§ **What the task requires**
Take every line from the listing below that includes "GOLD" and copy it.

§ **Provided entries**

◇ ◇ ◇ ◇

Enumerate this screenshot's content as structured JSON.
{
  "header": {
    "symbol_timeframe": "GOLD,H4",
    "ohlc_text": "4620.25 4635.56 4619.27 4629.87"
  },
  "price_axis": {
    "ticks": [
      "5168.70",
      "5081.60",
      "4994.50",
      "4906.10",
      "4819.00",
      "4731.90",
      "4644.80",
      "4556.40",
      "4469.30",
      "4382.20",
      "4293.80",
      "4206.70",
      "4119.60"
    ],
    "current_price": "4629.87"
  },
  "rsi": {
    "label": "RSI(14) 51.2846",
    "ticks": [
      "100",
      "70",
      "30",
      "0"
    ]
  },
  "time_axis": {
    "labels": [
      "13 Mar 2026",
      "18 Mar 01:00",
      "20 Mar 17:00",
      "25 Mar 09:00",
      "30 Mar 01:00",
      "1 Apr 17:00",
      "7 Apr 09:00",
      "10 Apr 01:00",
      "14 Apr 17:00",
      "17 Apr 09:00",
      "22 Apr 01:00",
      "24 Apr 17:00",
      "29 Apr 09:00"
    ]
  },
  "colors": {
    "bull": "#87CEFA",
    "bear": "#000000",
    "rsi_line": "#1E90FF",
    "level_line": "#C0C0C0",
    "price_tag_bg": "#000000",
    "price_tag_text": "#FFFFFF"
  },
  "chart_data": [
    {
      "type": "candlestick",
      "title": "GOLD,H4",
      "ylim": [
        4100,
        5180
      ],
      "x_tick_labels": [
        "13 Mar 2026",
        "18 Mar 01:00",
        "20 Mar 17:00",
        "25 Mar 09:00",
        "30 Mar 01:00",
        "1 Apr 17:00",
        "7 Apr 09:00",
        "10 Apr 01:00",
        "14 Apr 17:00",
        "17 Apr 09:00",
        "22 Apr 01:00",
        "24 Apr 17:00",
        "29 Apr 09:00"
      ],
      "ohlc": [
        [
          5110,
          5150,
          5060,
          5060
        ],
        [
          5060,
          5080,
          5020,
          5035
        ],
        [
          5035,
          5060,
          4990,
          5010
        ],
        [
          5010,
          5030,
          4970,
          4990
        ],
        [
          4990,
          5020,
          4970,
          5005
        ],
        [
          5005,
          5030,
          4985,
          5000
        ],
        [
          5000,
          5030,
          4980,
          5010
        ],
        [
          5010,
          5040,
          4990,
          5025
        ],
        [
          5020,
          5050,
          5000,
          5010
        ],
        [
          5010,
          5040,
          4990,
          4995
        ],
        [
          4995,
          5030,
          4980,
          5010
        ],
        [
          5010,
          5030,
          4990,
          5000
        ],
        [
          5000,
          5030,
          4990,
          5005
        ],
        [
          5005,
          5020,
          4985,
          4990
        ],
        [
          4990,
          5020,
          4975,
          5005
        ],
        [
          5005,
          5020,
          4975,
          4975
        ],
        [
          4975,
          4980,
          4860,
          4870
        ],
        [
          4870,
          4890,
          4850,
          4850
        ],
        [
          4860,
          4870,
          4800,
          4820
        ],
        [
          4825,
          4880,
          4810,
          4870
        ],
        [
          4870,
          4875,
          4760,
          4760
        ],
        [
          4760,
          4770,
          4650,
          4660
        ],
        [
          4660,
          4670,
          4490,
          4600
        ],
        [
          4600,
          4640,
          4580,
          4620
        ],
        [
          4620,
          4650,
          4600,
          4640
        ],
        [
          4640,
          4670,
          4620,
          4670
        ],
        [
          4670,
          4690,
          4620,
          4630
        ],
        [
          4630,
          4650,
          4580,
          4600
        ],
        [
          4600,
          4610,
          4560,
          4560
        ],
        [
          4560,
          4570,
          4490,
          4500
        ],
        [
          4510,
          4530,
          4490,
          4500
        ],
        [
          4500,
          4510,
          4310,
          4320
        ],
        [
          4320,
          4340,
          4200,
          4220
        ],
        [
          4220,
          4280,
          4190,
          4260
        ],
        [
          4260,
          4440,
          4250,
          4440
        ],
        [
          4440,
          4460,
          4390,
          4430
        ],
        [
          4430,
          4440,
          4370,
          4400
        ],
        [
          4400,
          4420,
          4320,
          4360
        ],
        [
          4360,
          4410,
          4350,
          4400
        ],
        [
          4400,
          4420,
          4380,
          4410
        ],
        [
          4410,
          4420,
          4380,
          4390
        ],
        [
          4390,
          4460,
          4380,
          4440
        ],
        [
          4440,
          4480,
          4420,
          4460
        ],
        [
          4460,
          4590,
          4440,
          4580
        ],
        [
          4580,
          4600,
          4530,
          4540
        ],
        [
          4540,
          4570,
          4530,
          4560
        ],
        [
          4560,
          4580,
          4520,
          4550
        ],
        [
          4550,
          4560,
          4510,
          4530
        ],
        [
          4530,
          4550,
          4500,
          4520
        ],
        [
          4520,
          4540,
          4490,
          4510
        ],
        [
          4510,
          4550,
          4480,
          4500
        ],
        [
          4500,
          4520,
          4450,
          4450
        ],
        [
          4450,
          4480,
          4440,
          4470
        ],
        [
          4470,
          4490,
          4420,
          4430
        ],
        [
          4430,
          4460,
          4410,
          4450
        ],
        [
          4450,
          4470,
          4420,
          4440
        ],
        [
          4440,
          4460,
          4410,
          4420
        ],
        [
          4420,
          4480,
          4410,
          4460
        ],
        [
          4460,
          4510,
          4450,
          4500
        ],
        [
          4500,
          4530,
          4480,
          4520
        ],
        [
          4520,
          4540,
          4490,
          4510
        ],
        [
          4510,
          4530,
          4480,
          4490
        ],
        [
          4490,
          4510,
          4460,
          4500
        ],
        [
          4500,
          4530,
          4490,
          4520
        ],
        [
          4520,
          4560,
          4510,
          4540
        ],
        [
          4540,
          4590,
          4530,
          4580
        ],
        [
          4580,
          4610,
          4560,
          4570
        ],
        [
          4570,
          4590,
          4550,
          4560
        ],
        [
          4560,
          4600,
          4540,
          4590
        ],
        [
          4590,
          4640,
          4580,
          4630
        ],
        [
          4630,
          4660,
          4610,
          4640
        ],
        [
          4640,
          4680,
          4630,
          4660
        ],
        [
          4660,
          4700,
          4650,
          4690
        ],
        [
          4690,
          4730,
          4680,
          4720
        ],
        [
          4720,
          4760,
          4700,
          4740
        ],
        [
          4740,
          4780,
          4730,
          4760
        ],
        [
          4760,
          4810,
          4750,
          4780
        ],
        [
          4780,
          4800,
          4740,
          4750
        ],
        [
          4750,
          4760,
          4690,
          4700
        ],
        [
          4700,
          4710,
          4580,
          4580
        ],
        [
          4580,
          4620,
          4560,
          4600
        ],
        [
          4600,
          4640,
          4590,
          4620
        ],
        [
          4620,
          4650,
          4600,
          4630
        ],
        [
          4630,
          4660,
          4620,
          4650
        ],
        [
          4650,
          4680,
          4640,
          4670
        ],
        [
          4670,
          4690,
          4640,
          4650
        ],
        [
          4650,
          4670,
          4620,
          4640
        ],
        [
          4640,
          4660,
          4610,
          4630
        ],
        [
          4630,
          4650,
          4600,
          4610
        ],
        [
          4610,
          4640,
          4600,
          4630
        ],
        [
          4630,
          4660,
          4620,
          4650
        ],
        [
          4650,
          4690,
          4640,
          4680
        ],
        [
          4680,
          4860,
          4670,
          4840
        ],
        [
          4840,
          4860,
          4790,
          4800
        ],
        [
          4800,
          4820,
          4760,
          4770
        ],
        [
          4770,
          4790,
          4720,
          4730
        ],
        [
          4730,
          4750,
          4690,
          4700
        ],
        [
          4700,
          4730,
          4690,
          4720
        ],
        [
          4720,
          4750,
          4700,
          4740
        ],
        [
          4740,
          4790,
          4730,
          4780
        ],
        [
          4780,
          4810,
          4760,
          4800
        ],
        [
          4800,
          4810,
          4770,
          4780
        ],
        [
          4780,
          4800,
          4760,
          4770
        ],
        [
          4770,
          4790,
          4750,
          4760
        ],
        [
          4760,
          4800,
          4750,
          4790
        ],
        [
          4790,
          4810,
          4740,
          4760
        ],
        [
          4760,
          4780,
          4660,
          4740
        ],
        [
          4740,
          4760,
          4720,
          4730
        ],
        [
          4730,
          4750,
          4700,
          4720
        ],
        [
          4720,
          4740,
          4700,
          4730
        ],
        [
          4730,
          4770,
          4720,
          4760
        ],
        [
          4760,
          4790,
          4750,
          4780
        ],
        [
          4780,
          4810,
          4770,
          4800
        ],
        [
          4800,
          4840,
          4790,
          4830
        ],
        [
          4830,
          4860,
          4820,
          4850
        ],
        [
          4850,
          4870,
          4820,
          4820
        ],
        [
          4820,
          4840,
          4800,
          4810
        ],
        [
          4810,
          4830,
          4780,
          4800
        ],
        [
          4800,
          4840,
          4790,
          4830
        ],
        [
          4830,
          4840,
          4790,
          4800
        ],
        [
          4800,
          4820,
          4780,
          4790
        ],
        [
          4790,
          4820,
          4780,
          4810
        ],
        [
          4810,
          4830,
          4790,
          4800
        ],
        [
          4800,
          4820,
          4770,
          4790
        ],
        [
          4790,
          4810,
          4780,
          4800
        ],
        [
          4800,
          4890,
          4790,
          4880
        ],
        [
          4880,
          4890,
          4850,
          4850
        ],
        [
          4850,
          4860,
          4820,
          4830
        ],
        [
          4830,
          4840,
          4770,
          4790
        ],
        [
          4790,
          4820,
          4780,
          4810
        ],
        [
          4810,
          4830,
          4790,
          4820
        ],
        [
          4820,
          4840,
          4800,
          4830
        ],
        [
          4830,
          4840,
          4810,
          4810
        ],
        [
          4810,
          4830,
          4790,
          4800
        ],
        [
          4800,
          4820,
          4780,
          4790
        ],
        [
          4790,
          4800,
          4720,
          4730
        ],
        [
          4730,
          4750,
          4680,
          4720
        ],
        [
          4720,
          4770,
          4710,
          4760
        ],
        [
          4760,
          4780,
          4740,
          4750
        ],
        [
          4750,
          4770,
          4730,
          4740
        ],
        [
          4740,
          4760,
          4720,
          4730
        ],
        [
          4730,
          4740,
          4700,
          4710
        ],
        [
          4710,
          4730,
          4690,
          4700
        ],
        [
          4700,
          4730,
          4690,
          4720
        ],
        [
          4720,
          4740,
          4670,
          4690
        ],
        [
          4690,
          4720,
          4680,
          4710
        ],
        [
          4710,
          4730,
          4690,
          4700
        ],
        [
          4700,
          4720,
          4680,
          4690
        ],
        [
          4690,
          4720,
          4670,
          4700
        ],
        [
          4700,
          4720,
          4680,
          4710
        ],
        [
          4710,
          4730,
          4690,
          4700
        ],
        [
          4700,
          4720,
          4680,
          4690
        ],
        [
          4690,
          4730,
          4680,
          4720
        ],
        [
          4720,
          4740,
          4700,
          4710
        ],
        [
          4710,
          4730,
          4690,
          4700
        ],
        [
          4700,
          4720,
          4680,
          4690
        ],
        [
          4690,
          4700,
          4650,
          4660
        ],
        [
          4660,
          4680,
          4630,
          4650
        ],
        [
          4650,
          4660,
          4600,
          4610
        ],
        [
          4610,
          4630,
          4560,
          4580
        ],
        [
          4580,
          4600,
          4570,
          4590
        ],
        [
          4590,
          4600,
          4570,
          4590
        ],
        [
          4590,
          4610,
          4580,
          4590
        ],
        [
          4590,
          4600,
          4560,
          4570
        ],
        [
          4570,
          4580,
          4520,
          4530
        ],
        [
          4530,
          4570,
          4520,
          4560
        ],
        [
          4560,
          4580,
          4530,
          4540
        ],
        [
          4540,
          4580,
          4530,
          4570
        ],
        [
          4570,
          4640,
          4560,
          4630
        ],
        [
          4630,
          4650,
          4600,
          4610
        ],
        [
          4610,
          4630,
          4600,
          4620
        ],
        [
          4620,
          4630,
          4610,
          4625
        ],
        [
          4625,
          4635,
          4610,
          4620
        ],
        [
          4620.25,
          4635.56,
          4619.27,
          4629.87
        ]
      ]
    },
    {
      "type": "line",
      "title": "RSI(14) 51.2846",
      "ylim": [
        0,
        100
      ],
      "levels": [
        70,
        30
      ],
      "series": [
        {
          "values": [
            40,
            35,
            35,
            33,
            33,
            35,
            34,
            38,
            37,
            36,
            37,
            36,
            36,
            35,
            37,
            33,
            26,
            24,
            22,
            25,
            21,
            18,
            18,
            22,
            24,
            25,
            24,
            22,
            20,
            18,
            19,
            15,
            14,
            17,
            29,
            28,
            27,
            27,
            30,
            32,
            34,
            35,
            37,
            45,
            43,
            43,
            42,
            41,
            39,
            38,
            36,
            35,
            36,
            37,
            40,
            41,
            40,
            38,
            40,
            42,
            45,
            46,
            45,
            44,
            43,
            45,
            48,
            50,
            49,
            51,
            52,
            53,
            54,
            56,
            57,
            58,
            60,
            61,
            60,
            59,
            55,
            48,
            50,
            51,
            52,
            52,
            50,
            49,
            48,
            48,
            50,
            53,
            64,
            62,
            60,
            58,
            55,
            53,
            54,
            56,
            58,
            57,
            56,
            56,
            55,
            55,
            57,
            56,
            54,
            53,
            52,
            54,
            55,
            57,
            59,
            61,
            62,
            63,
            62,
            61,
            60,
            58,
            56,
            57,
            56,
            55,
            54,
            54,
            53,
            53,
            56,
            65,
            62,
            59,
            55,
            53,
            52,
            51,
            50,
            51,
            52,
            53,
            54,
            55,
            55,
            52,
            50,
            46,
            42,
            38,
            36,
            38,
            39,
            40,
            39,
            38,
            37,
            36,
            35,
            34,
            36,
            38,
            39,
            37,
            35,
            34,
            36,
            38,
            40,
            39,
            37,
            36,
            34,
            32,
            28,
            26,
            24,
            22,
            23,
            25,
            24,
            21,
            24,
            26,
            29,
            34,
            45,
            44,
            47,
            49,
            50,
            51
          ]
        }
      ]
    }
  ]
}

◇ ◇ ◇ ◇

§ **Full answer**
    "symbol_timeframe": "GOLD,H4",
      "title": "GOLD,H4",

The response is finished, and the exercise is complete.